#### To be done:
Return all the entries exactly, keeping pictures out.

#### Task inputs:
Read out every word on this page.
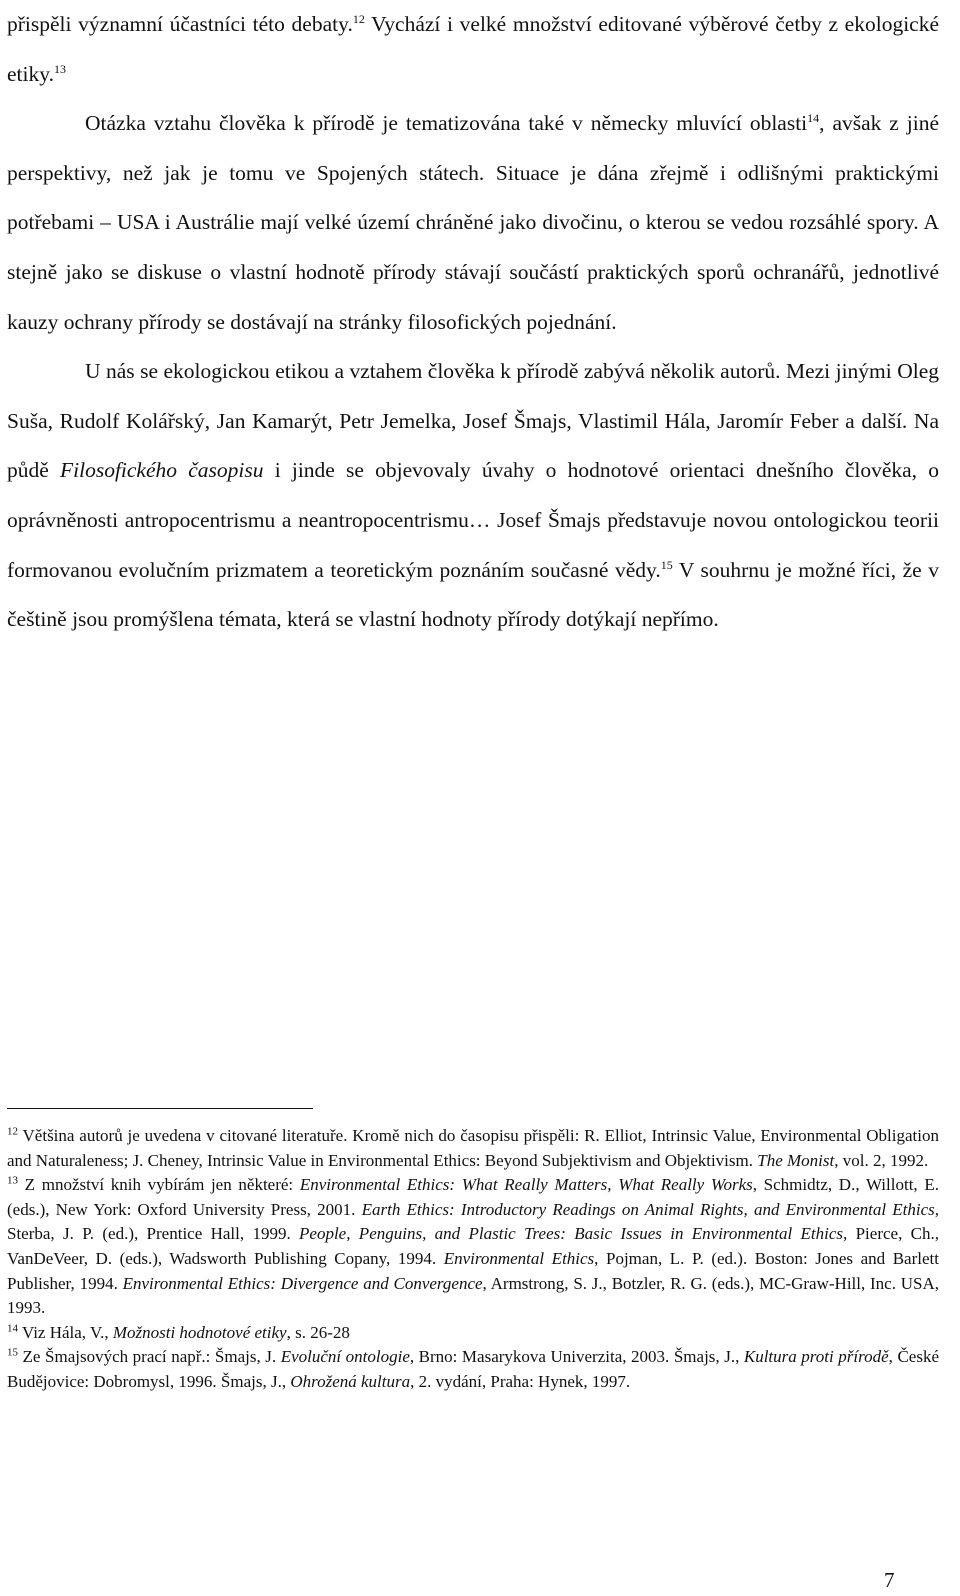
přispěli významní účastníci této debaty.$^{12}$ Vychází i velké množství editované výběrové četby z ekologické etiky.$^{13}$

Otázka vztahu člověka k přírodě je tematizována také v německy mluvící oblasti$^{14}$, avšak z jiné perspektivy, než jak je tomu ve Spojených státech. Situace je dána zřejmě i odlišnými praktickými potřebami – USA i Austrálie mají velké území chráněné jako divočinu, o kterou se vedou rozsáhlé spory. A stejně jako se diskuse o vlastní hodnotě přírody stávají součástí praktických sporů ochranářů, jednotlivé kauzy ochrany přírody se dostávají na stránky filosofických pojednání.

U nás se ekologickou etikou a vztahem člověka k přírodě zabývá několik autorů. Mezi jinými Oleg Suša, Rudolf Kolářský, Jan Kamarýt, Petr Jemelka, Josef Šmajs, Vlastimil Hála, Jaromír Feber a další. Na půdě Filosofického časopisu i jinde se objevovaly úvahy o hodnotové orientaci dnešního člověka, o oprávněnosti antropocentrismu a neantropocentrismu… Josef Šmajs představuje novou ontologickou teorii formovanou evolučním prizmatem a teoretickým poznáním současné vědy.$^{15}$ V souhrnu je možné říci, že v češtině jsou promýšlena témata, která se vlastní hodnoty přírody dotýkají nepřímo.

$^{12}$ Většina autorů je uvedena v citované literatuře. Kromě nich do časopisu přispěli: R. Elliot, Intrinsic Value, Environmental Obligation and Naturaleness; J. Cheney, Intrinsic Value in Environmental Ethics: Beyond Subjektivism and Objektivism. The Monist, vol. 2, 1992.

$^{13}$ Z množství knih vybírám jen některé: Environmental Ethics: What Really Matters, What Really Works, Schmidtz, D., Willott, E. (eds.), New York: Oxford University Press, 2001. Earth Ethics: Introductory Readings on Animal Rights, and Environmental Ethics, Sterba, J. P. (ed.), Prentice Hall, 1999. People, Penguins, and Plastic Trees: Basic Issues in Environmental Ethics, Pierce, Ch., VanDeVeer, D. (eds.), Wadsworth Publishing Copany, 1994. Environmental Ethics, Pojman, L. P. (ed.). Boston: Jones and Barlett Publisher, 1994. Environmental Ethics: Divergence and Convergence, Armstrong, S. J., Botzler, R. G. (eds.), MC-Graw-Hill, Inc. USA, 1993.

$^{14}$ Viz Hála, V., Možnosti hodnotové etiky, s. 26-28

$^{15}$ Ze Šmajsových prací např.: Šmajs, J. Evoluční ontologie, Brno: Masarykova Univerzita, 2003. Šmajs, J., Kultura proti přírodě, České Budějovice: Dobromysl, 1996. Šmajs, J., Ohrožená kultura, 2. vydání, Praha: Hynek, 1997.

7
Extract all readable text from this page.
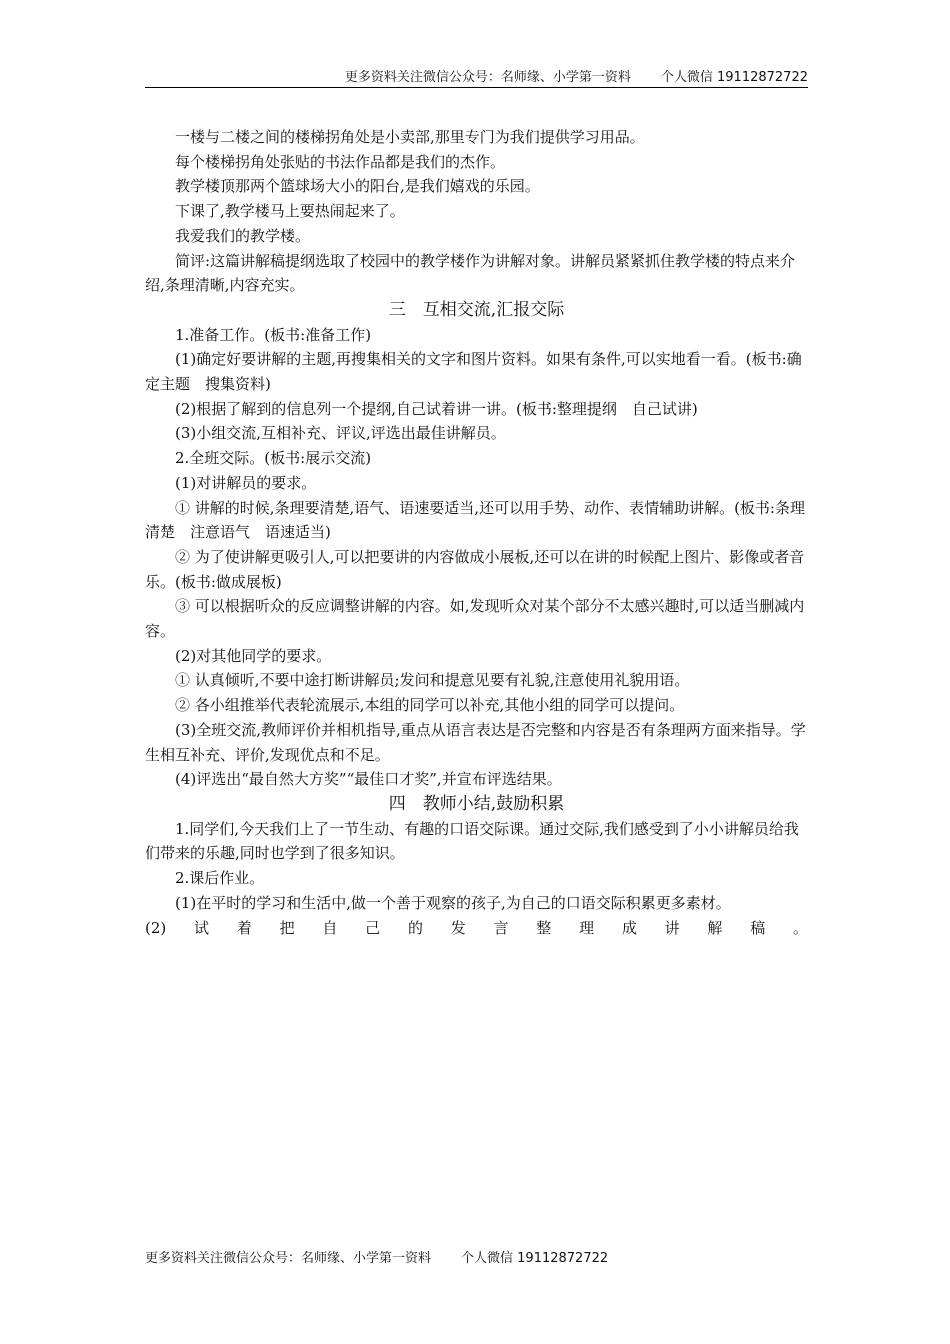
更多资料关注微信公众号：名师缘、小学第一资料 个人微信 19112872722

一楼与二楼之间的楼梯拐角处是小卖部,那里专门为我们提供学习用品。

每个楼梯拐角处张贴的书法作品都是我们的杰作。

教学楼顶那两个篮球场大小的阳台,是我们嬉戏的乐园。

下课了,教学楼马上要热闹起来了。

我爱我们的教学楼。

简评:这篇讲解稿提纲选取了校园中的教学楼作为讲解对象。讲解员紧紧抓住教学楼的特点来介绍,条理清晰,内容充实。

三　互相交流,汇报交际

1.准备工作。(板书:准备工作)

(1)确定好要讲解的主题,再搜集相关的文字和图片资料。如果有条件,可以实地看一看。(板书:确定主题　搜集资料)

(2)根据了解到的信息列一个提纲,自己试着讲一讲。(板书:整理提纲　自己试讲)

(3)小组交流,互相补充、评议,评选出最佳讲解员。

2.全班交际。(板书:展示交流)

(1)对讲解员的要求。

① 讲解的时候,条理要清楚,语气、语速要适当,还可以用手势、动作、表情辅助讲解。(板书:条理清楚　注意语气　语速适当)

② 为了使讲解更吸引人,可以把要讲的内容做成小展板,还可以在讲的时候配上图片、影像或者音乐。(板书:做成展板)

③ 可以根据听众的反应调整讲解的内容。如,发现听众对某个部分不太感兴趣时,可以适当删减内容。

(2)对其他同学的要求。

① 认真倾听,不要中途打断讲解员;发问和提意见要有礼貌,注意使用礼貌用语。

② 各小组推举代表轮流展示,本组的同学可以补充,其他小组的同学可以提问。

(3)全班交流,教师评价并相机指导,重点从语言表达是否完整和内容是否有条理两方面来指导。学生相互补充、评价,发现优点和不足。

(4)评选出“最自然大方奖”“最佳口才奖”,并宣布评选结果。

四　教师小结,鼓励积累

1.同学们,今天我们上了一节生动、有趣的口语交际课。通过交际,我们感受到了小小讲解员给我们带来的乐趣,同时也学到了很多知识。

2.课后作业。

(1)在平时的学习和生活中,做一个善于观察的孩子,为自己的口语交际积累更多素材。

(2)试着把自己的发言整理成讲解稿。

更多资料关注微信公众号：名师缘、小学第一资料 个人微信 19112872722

#### Result of the task:
Read out every word on this page.
přispěli významní účastníci této debaty.$^{12}$ Vychází i velké množství editované výběrové četby z ekologické etiky.$^{13}$

Otázka vztahu člověka k přírodě je tematizována také v německy mluvící oblasti$^{14}$, avšak z jiné perspektivy, než jak je tomu ve Spojených státech. Situace je dána zřejmě i odlišnými praktickými potřebami – USA i Austrálie mají velké území chráněné jako divočinu, o kterou se vedou rozsáhlé spory. A stejně jako se diskuse o vlastní hodnotě přírody stávají součástí praktických sporů ochranářů, jednotlivé kauzy ochrany přírody se dostávají na stránky filosofických pojednání.

U nás se ekologickou etikou a vztahem člověka k přírodě zabývá několik autorů. Mezi jinými Oleg Suša, Rudolf Kolářský, Jan Kamarýt, Petr Jemelka, Josef Šmajs, Vlastimil Hála, Jaromír Feber a další. Na půdě Filosofického časopisu i jinde se objevovaly úvahy o hodnotové orientaci dnešního člověka, o oprávněnosti antropocentrismu a neantropocentrismu… Josef Šmajs představuje novou ontologickou teorii formovanou evolučním prizmatem a teoretickým poznáním současné vědy.$^{15}$ V souhrnu je možné říci, že v češtině jsou promýšlena témata, která se vlastní hodnoty přírody dotýkají nepřímo.

$^{12}$ Většina autorů je uvedena v citované literatuře. Kromě nich do časopisu přispěli: R. Elliot, Intrinsic Value, Environmental Obligation and Naturaleness; J. Cheney, Intrinsic Value in Environmental Ethics: Beyond Subjektivism and Objektivism. The Monist, vol. 2, 1992.

$^{13}$ Z množství knih vybírám jen některé: Environmental Ethics: What Really Matters, What Really Works, Schmidtz, D., Willott, E. (eds.), New York: Oxford University Press, 2001. Earth Ethics: Introductory Readings on Animal Rights, and Environmental Ethics, Sterba, J. P. (ed.), Prentice Hall, 1999. People, Penguins, and Plastic Trees: Basic Issues in Environmental Ethics, Pierce, Ch., VanDeVeer, D. (eds.), Wadsworth Publishing Copany, 1994. Environmental Ethics, Pojman, L. P. (ed.). Boston: Jones and Barlett Publisher, 1994. Environmental Ethics: Divergence and Convergence, Armstrong, S. J., Botzler, R. G. (eds.), MC-Graw-Hill, Inc. USA, 1993.

$^{14}$ Viz Hála, V., Možnosti hodnotové etiky, s. 26-28

$^{15}$ Ze Šmajsových prací např.: Šmajs, J. Evoluční ontologie, Brno: Masarykova Univerzita, 2003. Šmajs, J., Kultura proti přírodě, České Budějovice: Dobromysl, 1996. Šmajs, J., Ohrožená kultura, 2. vydání, Praha: Hynek, 1997.

7
Extract all readable text from this page.
更多资料关注微信公众号：名师缘、小学第一资料 个人微信 19112872722

一楼与二楼之间的楼梯拐角处是小卖部,那里专门为我们提供学习用品。

每个楼梯拐角处张贴的书法作品都是我们的杰作。

教学楼顶那两个篮球场大小的阳台,是我们嬉戏的乐园。

下课了,教学楼马上要热闹起来了。

我爱我们的教学楼。

简评:这篇讲解稿提纲选取了校园中的教学楼作为讲解对象。讲解员紧紧抓住教学楼的特点来介绍,条理清晰,内容充实。

三　互相交流,汇报交际

1.准备工作。(板书:准备工作)

(1)确定好要讲解的主题,再搜集相关的文字和图片资料。如果有条件,可以实地看一看。(板书:确定主题　搜集资料)

(2)根据了解到的信息列一个提纲,自己试着讲一讲。(板书:整理提纲　自己试讲)

(3)小组交流,互相补充、评议,评选出最佳讲解员。

2.全班交际。(板书:展示交流)

(1)对讲解员的要求。

① 讲解的时候,条理要清楚,语气、语速要适当,还可以用手势、动作、表情辅助讲解。(板书:条理清楚　注意语气　语速适当)

② 为了使讲解更吸引人,可以把要讲的内容做成小展板,还可以在讲的时候配上图片、影像或者音乐。(板书:做成展板)

③ 可以根据听众的反应调整讲解的内容。如,发现听众对某个部分不太感兴趣时,可以适当删减内容。

(2)对其他同学的要求。

① 认真倾听,不要中途打断讲解员;发问和提意见要有礼貌,注意使用礼貌用语。

② 各小组推举代表轮流展示,本组的同学可以补充,其他小组的同学可以提问。

(3)全班交流,教师评价并相机指导,重点从语言表达是否完整和内容是否有条理两方面来指导。学生相互补充、评价,发现优点和不足。

(4)评选出“最自然大方奖”“最佳口才奖”,并宣布评选结果。

四　教师小结,鼓励积累

1.同学们,今天我们上了一节生动、有趣的口语交际课。通过交际,我们感受到了小小讲解员给我们带来的乐趣,同时也学到了很多知识。

2.课后作业。

(1)在平时的学习和生活中,做一个善于观察的孩子,为自己的口语交际积累更多素材。

(2)试着把自己的发言整理成讲解稿。

更多资料关注微信公众号：名师缘、小学第一资料 个人微信 19112872722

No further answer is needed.